WORK INSTRUCTIONS:
Reproduce the listing below character for character; drop every image.

PROVIDED ENTRIES:
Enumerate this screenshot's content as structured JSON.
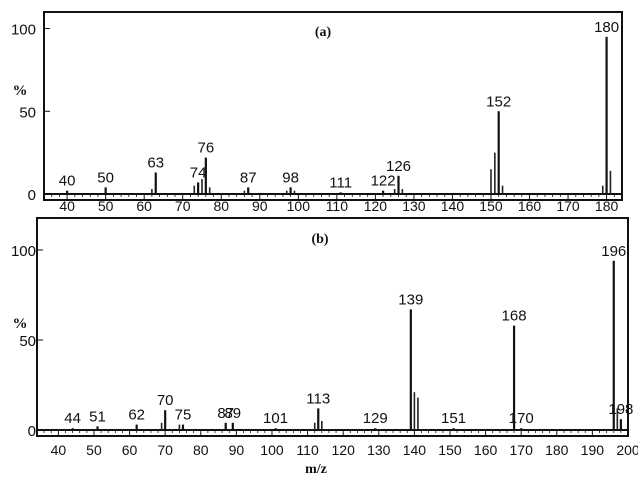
{
  "chart_data": [
    {
      "type": "bar",
      "title": "(a)",
      "ylabel": "%",
      "xlabel": "",
      "xlim": [
        34,
        184
      ],
      "ylim": [
        0,
        110
      ],
      "x_ticks": [
        40,
        50,
        60,
        70,
        80,
        90,
        100,
        110,
        120,
        130,
        140,
        150,
        160,
        170,
        180
      ],
      "y_ticks": [
        {
          "value": 0,
          "label": "0"
        },
        {
          "value": 50,
          "label": "50"
        },
        {
          "value": 100,
          "label": "100"
        }
      ],
      "peaks": [
        {
          "x": 40,
          "y": 2,
          "label": "40"
        },
        {
          "x": 50,
          "y": 4,
          "label": "50"
        },
        {
          "x": 63,
          "y": 13,
          "label": "63"
        },
        {
          "x": 74,
          "y": 7,
          "label": "74"
        },
        {
          "x": 76,
          "y": 22,
          "label": "76"
        },
        {
          "x": 87,
          "y": 4,
          "label": "87"
        },
        {
          "x": 98,
          "y": 4,
          "label": "98"
        },
        {
          "x": 111,
          "y": 1,
          "label": "111"
        },
        {
          "x": 122,
          "y": 2,
          "label": "122"
        },
        {
          "x": 126,
          "y": 11,
          "label": "126"
        },
        {
          "x": 152,
          "y": 50,
          "label": "152"
        },
        {
          "x": 180,
          "y": 95,
          "label": "180"
        }
      ],
      "minor_peaks": [
        {
          "x": 62,
          "y": 3
        },
        {
          "x": 73,
          "y": 5
        },
        {
          "x": 75,
          "y": 9
        },
        {
          "x": 77,
          "y": 4
        },
        {
          "x": 86,
          "y": 2
        },
        {
          "x": 97,
          "y": 2
        },
        {
          "x": 99,
          "y": 2
        },
        {
          "x": 125,
          "y": 3
        },
        {
          "x": 127,
          "y": 3
        },
        {
          "x": 150,
          "y": 15
        },
        {
          "x": 151,
          "y": 25
        },
        {
          "x": 153,
          "y": 5
        },
        {
          "x": 179,
          "y": 5
        },
        {
          "x": 181,
          "y": 14
        }
      ]
    },
    {
      "type": "bar",
      "title": "(b)",
      "ylabel": "%",
      "xlabel": "m/z",
      "xlim": [
        34,
        200
      ],
      "ylim": [
        0,
        110
      ],
      "x_ticks": [
        40,
        50,
        60,
        70,
        80,
        90,
        100,
        110,
        120,
        130,
        140,
        150,
        160,
        170,
        180,
        190,
        200
      ],
      "y_ticks": [
        {
          "value": 0,
          "label": "0"
        },
        {
          "value": 50,
          "label": "50"
        },
        {
          "value": 100,
          "label": "100"
        }
      ],
      "peaks": [
        {
          "x": 44,
          "y": 1,
          "label": "44"
        },
        {
          "x": 51,
          "y": 2,
          "label": "51"
        },
        {
          "x": 62,
          "y": 3,
          "label": "62"
        },
        {
          "x": 70,
          "y": 11,
          "label": "70"
        },
        {
          "x": 75,
          "y": 3,
          "label": "75"
        },
        {
          "x": 87,
          "y": 4,
          "label": "87"
        },
        {
          "x": 89,
          "y": 4,
          "label": "89"
        },
        {
          "x": 101,
          "y": 1,
          "label": "101"
        },
        {
          "x": 113,
          "y": 12,
          "label": "113"
        },
        {
          "x": 129,
          "y": 1,
          "label": "129"
        },
        {
          "x": 139,
          "y": 67,
          "label": "139"
        },
        {
          "x": 151,
          "y": 1,
          "label": "151"
        },
        {
          "x": 168,
          "y": 58,
          "label": "168"
        },
        {
          "x": 170,
          "y": 1,
          "label": "170"
        },
        {
          "x": 196,
          "y": 94,
          "label": "196"
        },
        {
          "x": 198,
          "y": 6,
          "label": "198"
        }
      ],
      "minor_peaks": [
        {
          "x": 69,
          "y": 4
        },
        {
          "x": 74,
          "y": 3
        },
        {
          "x": 112,
          "y": 4
        },
        {
          "x": 114,
          "y": 5
        },
        {
          "x": 140,
          "y": 21
        },
        {
          "x": 141,
          "y": 18
        },
        {
          "x": 197,
          "y": 12
        }
      ]
    }
  ]
}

WRITTEN REPLY:
Enumerate this screenshot's content as structured JSON.
{
  "chart_data": [
    {
      "type": "bar",
      "title": "(a)",
      "ylabel": "%",
      "xlabel": "",
      "xlim": [
        34,
        184
      ],
      "ylim": [
        0,
        110
      ],
      "x_ticks": [
        40,
        50,
        60,
        70,
        80,
        90,
        100,
        110,
        120,
        130,
        140,
        150,
        160,
        170,
        180
      ],
      "y_ticks": [
        {
          "value": 0,
          "label": "0"
        },
        {
          "value": 50,
          "label": "50"
        },
        {
          "value": 100,
          "label": "100"
        }
      ],
      "peaks": [
        {
          "x": 40,
          "y": 2,
          "label": "40"
        },
        {
          "x": 50,
          "y": 4,
          "label": "50"
        },
        {
          "x": 63,
          "y": 13,
          "label": "63"
        },
        {
          "x": 74,
          "y": 7,
          "label": "74"
        },
        {
          "x": 76,
          "y": 22,
          "label": "76"
        },
        {
          "x": 87,
          "y": 4,
          "label": "87"
        },
        {
          "x": 98,
          "y": 4,
          "label": "98"
        },
        {
          "x": 111,
          "y": 1,
          "label": "111"
        },
        {
          "x": 122,
          "y": 2,
          "label": "122"
        },
        {
          "x": 126,
          "y": 11,
          "label": "126"
        },
        {
          "x": 152,
          "y": 50,
          "label": "152"
        },
        {
          "x": 180,
          "y": 95,
          "label": "180"
        }
      ],
      "minor_peaks": [
        {
          "x": 62,
          "y": 3
        },
        {
          "x": 73,
          "y": 5
        },
        {
          "x": 75,
          "y": 9
        },
        {
          "x": 77,
          "y": 4
        },
        {
          "x": 86,
          "y": 2
        },
        {
          "x": 97,
          "y": 2
        },
        {
          "x": 99,
          "y": 2
        },
        {
          "x": 125,
          "y": 3
        },
        {
          "x": 127,
          "y": 3
        },
        {
          "x": 150,
          "y": 15
        },
        {
          "x": 151,
          "y": 25
        },
        {
          "x": 153,
          "y": 5
        },
        {
          "x": 179,
          "y": 5
        },
        {
          "x": 181,
          "y": 14
        }
      ]
    },
    {
      "type": "bar",
      "title": "(b)",
      "ylabel": "%",
      "xlabel": "m/z",
      "xlim": [
        34,
        200
      ],
      "ylim": [
        0,
        110
      ],
      "x_ticks": [
        40,
        50,
        60,
        70,
        80,
        90,
        100,
        110,
        120,
        130,
        140,
        150,
        160,
        170,
        180,
        190,
        200
      ],
      "y_ticks": [
        {
          "value": 0,
          "label": "0"
        },
        {
          "value": 50,
          "label": "50"
        },
        {
          "value": 100,
          "label": "100"
        }
      ],
      "peaks": [
        {
          "x": 44,
          "y": 1,
          "label": "44"
        },
        {
          "x": 51,
          "y": 2,
          "label": "51"
        },
        {
          "x": 62,
          "y": 3,
          "label": "62"
        },
        {
          "x": 70,
          "y": 11,
          "label": "70"
        },
        {
          "x": 75,
          "y": 3,
          "label": "75"
        },
        {
          "x": 87,
          "y": 4,
          "label": "87"
        },
        {
          "x": 89,
          "y": 4,
          "label": "89"
        },
        {
          "x": 101,
          "y": 1,
          "label": "101"
        },
        {
          "x": 113,
          "y": 12,
          "label": "113"
        },
        {
          "x": 129,
          "y": 1,
          "label": "129"
        },
        {
          "x": 139,
          "y": 67,
          "label": "139"
        },
        {
          "x": 151,
          "y": 1,
          "label": "151"
        },
        {
          "x": 168,
          "y": 58,
          "label": "168"
        },
        {
          "x": 170,
          "y": 1,
          "label": "170"
        },
        {
          "x": 196,
          "y": 94,
          "label": "196"
        },
        {
          "x": 198,
          "y": 6,
          "label": "198"
        }
      ],
      "minor_peaks": [
        {
          "x": 69,
          "y": 4
        },
        {
          "x": 74,
          "y": 3
        },
        {
          "x": 112,
          "y": 4
        },
        {
          "x": 114,
          "y": 5
        },
        {
          "x": 140,
          "y": 21
        },
        {
          "x": 141,
          "y": 18
        },
        {
          "x": 197,
          "y": 12
        }
      ]
    }
  ]
}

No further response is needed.